▶ DO THIS:
Pull out each line of the records holding the string "JSON".

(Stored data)
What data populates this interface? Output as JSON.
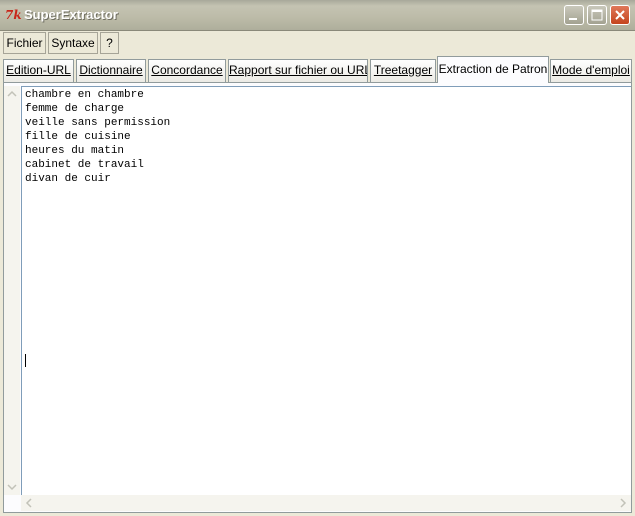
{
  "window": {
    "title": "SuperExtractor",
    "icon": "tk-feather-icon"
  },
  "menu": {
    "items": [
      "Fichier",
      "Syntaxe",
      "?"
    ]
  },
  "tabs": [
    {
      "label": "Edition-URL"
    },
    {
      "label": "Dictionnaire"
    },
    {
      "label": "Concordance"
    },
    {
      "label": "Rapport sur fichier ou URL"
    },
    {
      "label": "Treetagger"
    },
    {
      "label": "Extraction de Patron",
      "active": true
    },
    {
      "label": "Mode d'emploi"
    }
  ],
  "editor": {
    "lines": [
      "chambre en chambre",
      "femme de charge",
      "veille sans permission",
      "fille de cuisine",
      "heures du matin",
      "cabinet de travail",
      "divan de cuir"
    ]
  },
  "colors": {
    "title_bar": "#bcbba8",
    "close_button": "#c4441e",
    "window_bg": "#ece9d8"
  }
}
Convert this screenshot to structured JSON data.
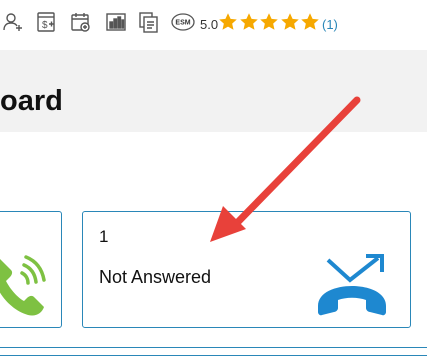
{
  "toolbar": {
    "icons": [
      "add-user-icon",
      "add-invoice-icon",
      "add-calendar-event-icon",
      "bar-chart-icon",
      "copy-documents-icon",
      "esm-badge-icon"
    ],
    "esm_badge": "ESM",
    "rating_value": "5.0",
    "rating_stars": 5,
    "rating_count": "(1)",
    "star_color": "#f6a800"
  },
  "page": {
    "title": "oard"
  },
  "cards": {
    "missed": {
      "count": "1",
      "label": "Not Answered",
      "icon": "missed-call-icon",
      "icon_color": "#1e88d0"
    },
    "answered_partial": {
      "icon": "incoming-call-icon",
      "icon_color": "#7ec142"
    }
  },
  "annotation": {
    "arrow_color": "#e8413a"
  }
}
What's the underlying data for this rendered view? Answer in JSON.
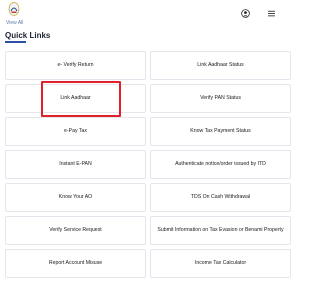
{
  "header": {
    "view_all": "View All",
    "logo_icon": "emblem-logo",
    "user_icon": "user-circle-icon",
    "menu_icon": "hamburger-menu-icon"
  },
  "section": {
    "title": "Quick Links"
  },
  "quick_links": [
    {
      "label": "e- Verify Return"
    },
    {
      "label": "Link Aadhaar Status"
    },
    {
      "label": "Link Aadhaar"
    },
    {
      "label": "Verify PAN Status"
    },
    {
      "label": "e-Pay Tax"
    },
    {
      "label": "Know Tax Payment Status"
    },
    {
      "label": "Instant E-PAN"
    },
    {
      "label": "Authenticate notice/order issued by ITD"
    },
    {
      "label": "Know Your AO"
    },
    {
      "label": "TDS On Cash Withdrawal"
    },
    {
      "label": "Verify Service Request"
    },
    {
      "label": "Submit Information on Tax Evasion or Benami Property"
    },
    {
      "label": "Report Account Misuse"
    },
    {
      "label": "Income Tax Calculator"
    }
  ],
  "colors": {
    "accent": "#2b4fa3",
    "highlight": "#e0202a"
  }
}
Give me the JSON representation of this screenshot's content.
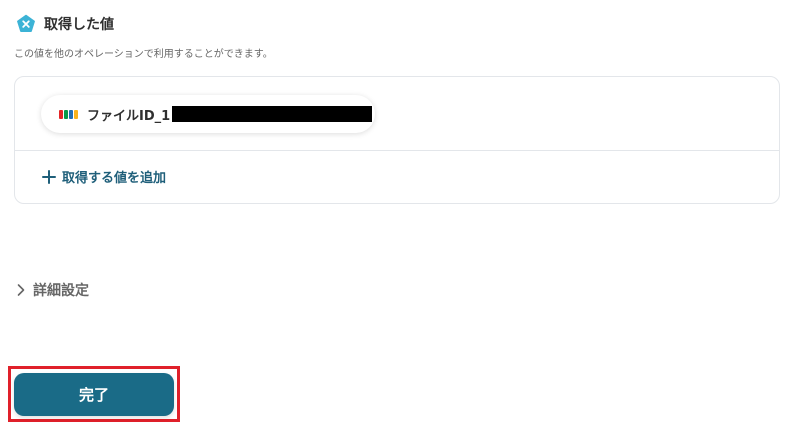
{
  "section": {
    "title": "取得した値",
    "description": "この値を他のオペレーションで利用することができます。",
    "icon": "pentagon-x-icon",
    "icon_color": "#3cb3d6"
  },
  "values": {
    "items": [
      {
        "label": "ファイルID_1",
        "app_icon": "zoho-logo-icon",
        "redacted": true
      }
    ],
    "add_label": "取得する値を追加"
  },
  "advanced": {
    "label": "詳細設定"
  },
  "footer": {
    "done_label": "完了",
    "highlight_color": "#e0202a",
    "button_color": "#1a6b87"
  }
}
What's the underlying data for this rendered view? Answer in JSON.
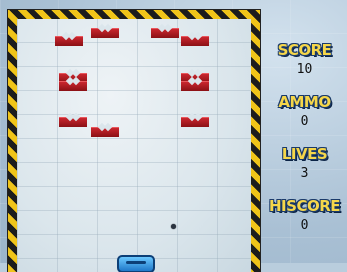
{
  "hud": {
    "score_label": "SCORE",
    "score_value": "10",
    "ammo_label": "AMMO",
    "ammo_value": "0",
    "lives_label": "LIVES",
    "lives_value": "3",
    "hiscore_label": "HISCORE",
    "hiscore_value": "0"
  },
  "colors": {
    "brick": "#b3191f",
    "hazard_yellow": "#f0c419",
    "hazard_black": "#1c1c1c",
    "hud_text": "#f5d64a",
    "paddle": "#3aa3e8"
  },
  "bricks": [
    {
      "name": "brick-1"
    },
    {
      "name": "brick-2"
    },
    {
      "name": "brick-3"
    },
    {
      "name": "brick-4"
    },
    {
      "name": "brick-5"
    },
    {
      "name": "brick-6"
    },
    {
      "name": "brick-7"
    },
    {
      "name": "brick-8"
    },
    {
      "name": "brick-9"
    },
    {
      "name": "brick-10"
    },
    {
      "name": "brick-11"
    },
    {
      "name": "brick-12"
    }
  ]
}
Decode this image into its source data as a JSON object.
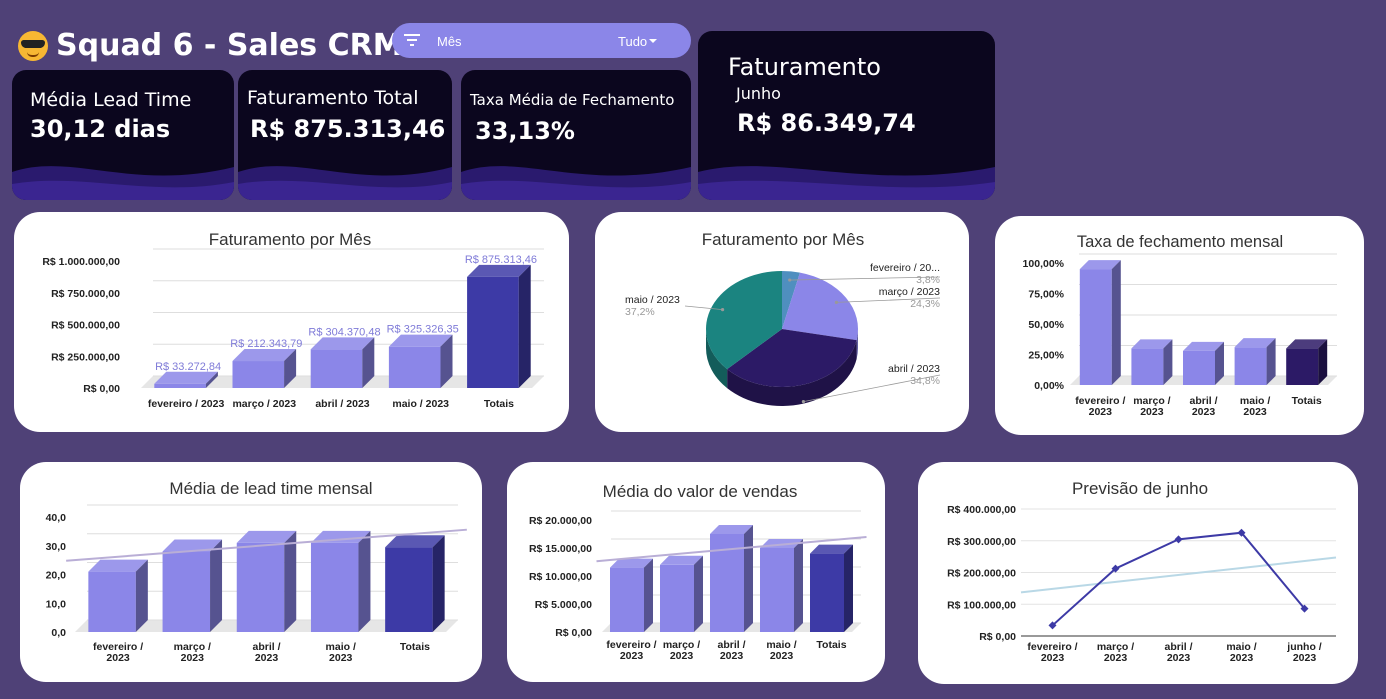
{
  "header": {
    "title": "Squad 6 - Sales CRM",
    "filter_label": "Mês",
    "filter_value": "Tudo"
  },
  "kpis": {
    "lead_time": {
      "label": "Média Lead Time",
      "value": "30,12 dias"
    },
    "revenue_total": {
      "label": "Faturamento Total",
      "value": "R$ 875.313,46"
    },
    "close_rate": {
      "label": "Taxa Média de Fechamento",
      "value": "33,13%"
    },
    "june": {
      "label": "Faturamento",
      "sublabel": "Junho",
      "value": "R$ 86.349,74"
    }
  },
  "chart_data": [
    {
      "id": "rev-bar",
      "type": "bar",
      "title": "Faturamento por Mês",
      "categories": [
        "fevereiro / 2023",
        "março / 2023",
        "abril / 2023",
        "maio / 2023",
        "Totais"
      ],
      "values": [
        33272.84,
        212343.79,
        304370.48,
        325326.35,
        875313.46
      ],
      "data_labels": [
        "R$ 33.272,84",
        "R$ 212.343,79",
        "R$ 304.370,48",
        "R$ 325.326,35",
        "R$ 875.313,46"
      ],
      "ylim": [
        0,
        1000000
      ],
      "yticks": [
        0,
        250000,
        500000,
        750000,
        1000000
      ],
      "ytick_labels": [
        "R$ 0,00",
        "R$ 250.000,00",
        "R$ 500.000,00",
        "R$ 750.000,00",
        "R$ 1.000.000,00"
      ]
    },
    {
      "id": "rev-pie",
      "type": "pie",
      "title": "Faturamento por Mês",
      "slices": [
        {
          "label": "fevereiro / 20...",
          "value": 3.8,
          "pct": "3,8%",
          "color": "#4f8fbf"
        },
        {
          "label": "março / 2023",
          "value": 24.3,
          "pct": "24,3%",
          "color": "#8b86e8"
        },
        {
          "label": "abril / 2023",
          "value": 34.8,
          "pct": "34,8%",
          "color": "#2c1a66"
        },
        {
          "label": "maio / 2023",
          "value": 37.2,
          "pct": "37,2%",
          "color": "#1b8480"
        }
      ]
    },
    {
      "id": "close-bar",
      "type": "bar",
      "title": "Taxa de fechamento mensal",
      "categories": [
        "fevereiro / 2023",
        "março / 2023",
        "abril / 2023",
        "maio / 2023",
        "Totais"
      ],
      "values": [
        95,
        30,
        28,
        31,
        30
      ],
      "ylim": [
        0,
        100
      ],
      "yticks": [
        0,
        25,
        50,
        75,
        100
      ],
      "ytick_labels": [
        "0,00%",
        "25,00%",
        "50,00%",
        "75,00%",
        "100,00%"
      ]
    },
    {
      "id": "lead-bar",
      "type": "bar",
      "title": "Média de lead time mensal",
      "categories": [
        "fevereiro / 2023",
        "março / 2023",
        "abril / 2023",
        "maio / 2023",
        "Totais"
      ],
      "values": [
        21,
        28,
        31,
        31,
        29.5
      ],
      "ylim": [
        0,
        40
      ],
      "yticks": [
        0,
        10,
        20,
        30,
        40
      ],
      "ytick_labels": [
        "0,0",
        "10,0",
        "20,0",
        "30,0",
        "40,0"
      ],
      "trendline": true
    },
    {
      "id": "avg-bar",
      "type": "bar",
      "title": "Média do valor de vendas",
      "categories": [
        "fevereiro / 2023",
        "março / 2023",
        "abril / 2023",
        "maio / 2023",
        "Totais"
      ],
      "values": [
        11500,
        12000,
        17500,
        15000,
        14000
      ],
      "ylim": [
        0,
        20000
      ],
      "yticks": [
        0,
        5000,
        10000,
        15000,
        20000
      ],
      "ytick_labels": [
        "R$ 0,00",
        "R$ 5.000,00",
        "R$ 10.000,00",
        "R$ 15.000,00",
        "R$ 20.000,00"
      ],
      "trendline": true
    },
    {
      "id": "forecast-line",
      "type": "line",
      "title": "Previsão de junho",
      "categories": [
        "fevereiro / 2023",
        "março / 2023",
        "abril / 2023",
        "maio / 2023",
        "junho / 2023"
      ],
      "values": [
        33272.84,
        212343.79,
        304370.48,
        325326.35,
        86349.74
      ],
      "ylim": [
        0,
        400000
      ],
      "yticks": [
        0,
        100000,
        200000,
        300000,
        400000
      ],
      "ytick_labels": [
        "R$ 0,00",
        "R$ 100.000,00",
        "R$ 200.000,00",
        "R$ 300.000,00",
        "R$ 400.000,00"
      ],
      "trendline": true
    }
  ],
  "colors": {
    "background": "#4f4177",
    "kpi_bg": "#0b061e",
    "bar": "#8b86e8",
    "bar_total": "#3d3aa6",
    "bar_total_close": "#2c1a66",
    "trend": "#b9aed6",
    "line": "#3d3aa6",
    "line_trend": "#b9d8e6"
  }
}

▶ REPLY:
What data populates this interface? Output as JSON.
Convert this screenshot to structured JSON data.
What's the underlying data for this rendered view? Answer in JSON.
Give me the JSON representation of this screenshot's content.
What's the underlying data for this rendered view? Answer in JSON.
Decode this image into its source data as a JSON object.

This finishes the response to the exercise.